=== WHAT YOU WILL DO ===
Copy the records word for word, starting with the line that contains "x-tick-label: 16 xyxy=(873,576,889,592)" and continuing through the line that contains "price-bar xyxy=(144,226,151,255)", with both of those lines included.
## start
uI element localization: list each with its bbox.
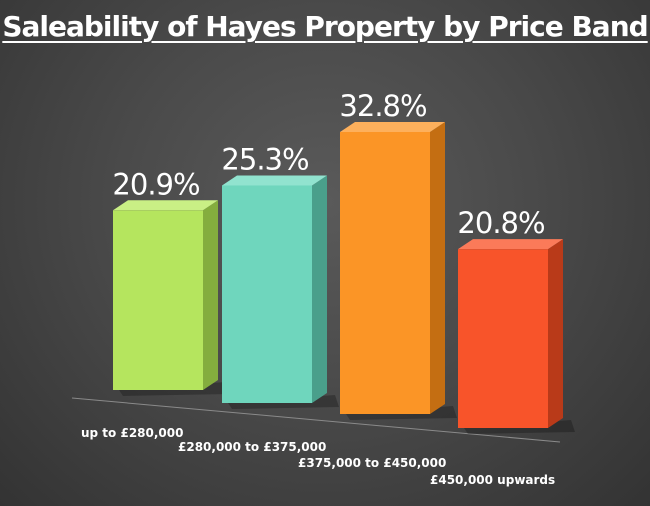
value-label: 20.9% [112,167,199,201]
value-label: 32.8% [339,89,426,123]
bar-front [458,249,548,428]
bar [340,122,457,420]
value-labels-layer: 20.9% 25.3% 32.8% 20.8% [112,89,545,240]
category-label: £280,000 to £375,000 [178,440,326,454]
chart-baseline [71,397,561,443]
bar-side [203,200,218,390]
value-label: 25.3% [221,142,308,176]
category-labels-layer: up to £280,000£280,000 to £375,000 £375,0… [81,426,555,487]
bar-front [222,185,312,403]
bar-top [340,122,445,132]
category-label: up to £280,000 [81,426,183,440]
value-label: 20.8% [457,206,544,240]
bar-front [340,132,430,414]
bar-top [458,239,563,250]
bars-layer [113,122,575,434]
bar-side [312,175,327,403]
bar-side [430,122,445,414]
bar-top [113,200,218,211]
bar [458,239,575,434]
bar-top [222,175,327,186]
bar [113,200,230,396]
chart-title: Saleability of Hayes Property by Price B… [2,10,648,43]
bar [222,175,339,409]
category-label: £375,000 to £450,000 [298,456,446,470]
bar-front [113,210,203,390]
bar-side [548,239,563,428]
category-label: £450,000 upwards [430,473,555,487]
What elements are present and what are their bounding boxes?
## end
## start
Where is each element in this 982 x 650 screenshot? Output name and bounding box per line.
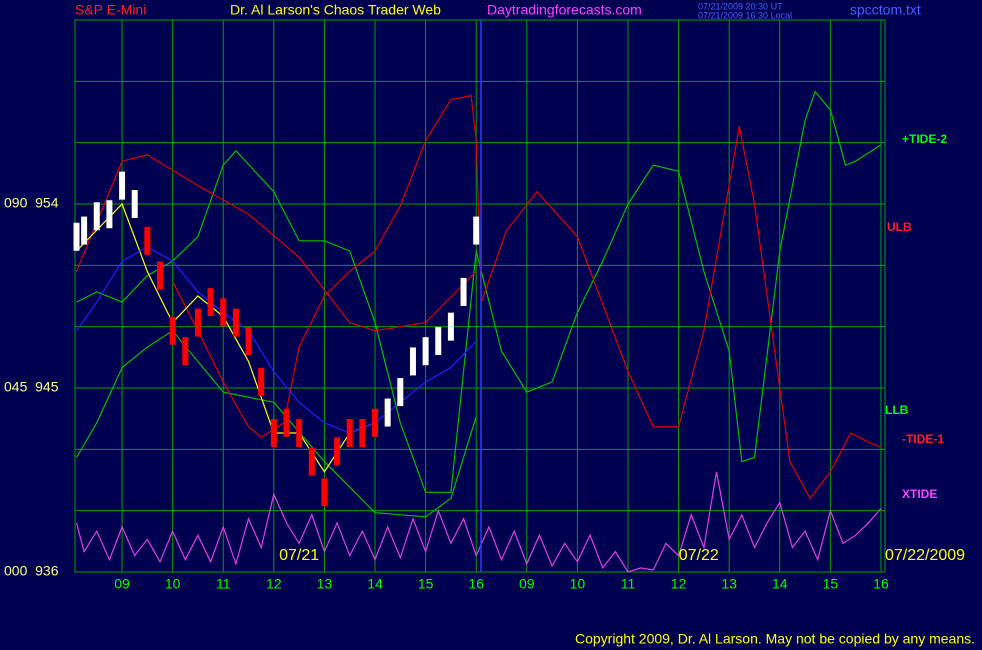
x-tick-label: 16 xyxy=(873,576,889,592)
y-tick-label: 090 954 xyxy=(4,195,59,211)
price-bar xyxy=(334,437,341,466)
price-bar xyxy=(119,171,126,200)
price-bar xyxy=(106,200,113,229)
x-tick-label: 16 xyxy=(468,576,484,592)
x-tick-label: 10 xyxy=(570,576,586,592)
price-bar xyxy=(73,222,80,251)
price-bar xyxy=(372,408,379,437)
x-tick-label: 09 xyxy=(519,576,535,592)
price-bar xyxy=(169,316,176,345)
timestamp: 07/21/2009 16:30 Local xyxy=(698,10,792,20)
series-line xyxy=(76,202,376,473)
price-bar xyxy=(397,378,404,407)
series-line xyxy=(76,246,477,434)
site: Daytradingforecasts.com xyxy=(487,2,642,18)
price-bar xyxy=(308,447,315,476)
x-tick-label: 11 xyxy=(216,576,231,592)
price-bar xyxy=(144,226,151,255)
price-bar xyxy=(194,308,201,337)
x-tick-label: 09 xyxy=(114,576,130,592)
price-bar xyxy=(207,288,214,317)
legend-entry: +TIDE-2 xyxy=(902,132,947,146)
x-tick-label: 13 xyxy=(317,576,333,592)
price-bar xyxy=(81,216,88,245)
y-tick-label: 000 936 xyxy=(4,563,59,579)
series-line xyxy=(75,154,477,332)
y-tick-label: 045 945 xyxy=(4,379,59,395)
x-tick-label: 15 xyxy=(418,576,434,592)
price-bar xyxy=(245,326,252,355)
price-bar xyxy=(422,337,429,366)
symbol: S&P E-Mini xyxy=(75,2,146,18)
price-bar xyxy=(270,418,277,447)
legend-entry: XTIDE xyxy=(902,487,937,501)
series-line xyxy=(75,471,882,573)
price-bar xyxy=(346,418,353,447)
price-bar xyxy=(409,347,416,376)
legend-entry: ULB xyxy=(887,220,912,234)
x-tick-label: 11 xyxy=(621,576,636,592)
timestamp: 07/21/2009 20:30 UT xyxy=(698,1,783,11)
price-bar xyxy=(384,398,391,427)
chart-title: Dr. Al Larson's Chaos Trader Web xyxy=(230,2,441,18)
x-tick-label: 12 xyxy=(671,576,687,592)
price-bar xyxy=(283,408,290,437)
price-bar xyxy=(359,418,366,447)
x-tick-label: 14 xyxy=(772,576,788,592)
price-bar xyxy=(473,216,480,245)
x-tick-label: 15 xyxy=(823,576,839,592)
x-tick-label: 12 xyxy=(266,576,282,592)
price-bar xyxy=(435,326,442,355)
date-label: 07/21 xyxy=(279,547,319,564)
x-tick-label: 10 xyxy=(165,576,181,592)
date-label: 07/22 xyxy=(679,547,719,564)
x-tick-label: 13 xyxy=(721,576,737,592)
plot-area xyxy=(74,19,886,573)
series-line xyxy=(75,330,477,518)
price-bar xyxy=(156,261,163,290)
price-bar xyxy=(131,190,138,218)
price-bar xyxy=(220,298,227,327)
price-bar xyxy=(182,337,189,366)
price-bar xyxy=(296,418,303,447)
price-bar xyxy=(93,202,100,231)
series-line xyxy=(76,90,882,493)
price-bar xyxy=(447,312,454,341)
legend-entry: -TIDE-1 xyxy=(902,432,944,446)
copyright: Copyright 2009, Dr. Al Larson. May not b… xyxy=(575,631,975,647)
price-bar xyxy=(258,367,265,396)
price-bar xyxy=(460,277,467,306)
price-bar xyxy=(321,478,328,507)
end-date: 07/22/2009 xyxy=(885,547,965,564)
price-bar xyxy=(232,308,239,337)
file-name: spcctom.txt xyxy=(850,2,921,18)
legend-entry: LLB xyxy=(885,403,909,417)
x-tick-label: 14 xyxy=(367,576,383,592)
## end
=== EXERCISE ANSWER ===
x-tick-label: 16 xyxy=(873,576,889,592)
y-tick-label: 090 954 xyxy=(4,195,59,211)
price-bar xyxy=(334,437,341,466)
price-bar xyxy=(119,171,126,200)
price-bar xyxy=(106,200,113,229)
x-tick-label: 16 xyxy=(468,576,484,592)
x-tick-label: 10 xyxy=(570,576,586,592)
price-bar xyxy=(73,222,80,251)
price-bar xyxy=(372,408,379,437)
x-tick-label: 09 xyxy=(519,576,535,592)
price-bar xyxy=(169,316,176,345)
timestamp: 07/21/2009 16:30 Local xyxy=(698,10,792,20)
series-line xyxy=(76,202,376,473)
price-bar xyxy=(397,378,404,407)
series-line xyxy=(76,246,477,434)
site: Daytradingforecasts.com xyxy=(487,2,642,18)
price-bar xyxy=(308,447,315,476)
x-tick-label: 11 xyxy=(216,576,231,592)
price-bar xyxy=(144,226,151,255)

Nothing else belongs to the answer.